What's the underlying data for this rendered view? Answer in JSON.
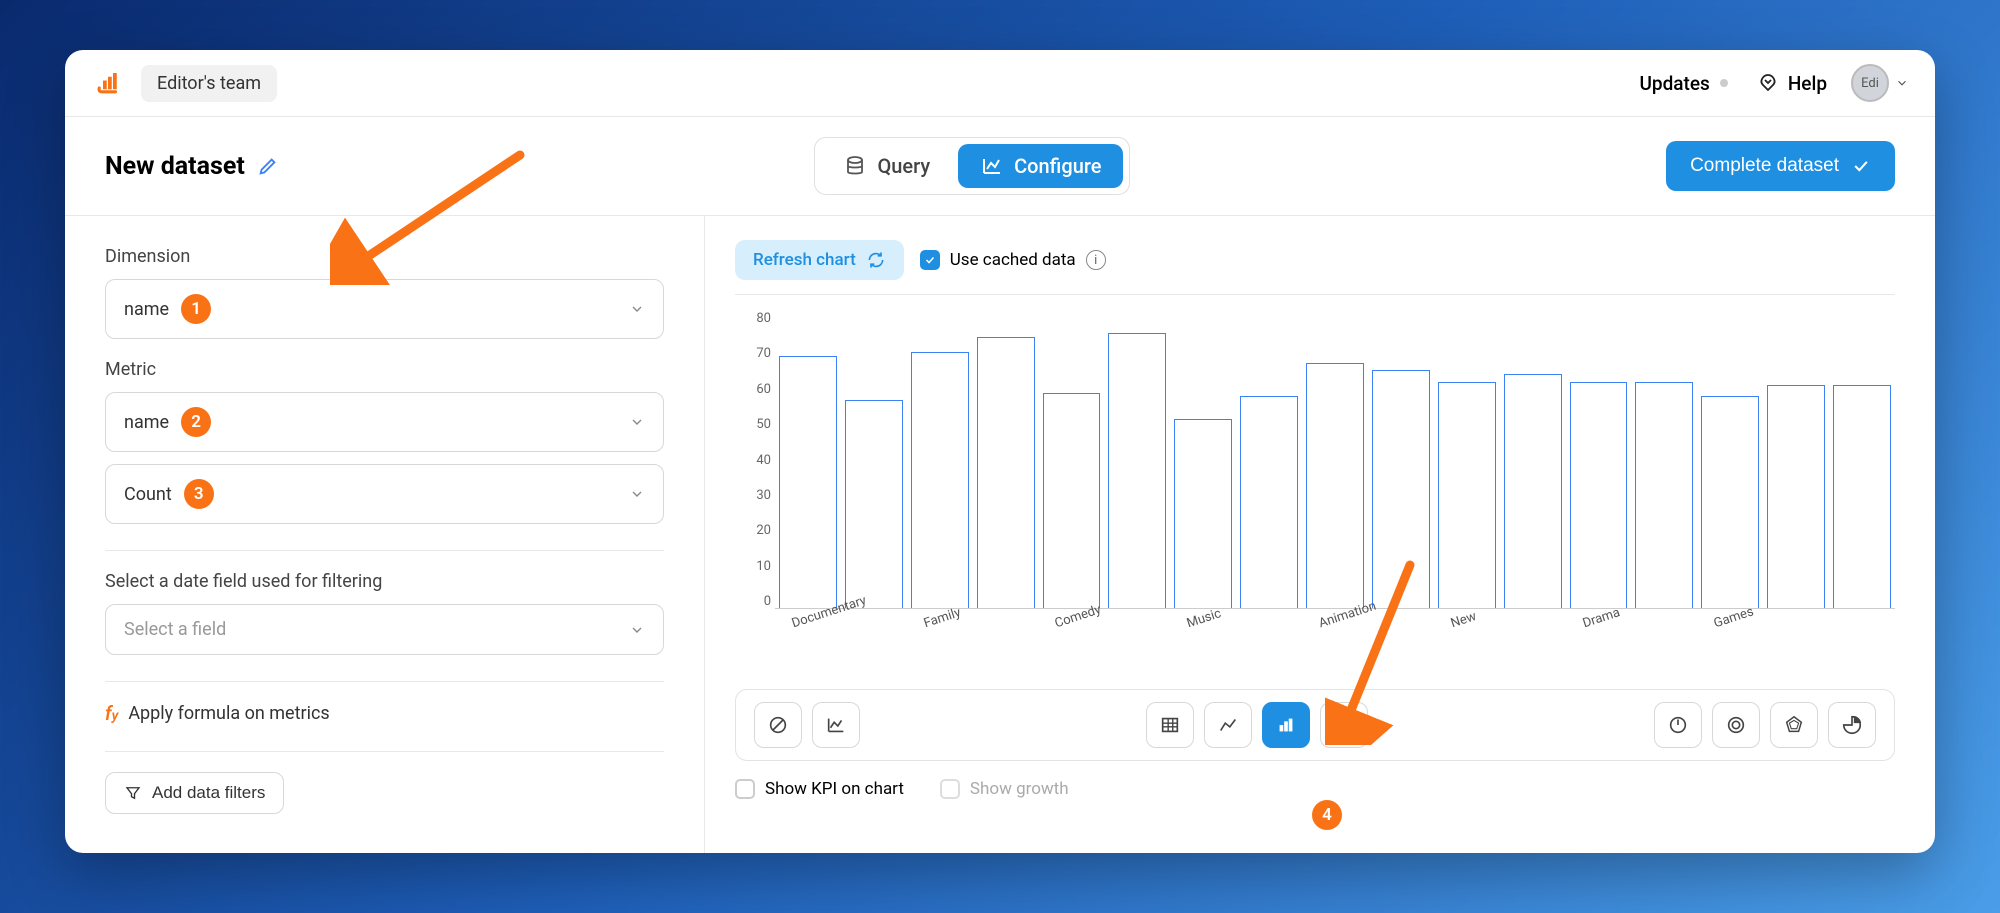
{
  "topbar": {
    "team_label": "Editor's team",
    "updates_label": "Updates",
    "help_label": "Help",
    "avatar_initials": "Edi"
  },
  "titlebar": {
    "page_title": "New dataset",
    "tab_query": "Query",
    "tab_configure": "Configure",
    "complete_btn": "Complete dataset"
  },
  "side": {
    "dimension_label": "Dimension",
    "dimension_value": "name",
    "badge_1": "1",
    "metric_label": "Metric",
    "metric_value": "name",
    "badge_2": "2",
    "agg_value": "Count",
    "badge_3": "3",
    "date_filter_label": "Select a date field used for filtering",
    "date_filter_placeholder": "Select a field",
    "formula_label": "Apply formula on metrics",
    "add_filters_label": "Add data filters"
  },
  "chart": {
    "refresh_label": "Refresh chart",
    "cached_label": "Use cached data",
    "show_kpi_label": "Show KPI on chart",
    "show_growth_label": "Show growth",
    "type": "bar",
    "y_ticks": [
      80,
      70,
      60,
      50,
      40,
      30,
      20,
      10,
      0
    ],
    "ylim_max": 80,
    "bar_border_color": "#3b82f6",
    "bar_fill_color": "#ffffff",
    "values": [
      68,
      56,
      69,
      73,
      58,
      74,
      51,
      57,
      66,
      64,
      61,
      63,
      61,
      61,
      57,
      60,
      60
    ],
    "x_labels": [
      "Documentary",
      "Family",
      "Comedy",
      "Music",
      "Animation",
      "New",
      "Drama",
      "Games"
    ]
  },
  "annotations": {
    "badge_4": "4"
  }
}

==========

- [OBJECTIVE]:
A faithful copy of the records above is needed, with the pictures left out.

- [TASK OUTPUT]:
What's the underlying data for this rendered view? Answer in JSON.
{
  "topbar": {
    "team_label": "Editor's team",
    "updates_label": "Updates",
    "help_label": "Help",
    "avatar_initials": "Edi"
  },
  "titlebar": {
    "page_title": "New dataset",
    "tab_query": "Query",
    "tab_configure": "Configure",
    "complete_btn": "Complete dataset"
  },
  "side": {
    "dimension_label": "Dimension",
    "dimension_value": "name",
    "badge_1": "1",
    "metric_label": "Metric",
    "metric_value": "name",
    "badge_2": "2",
    "agg_value": "Count",
    "badge_3": "3",
    "date_filter_label": "Select a date field used for filtering",
    "date_filter_placeholder": "Select a field",
    "formula_label": "Apply formula on metrics",
    "add_filters_label": "Add data filters"
  },
  "chart": {
    "refresh_label": "Refresh chart",
    "cached_label": "Use cached data",
    "show_kpi_label": "Show KPI on chart",
    "show_growth_label": "Show growth",
    "type": "bar",
    "y_ticks": [
      80,
      70,
      60,
      50,
      40,
      30,
      20,
      10,
      0
    ],
    "ylim_max": 80,
    "bar_border_color": "#3b82f6",
    "bar_fill_color": "#ffffff",
    "values": [
      68,
      56,
      69,
      73,
      58,
      74,
      51,
      57,
      66,
      64,
      61,
      63,
      61,
      61,
      57,
      60,
      60
    ],
    "x_labels": [
      "Documentary",
      "Family",
      "Comedy",
      "Music",
      "Animation",
      "New",
      "Drama",
      "Games"
    ]
  },
  "annotations": {
    "badge_4": "4"
  }
}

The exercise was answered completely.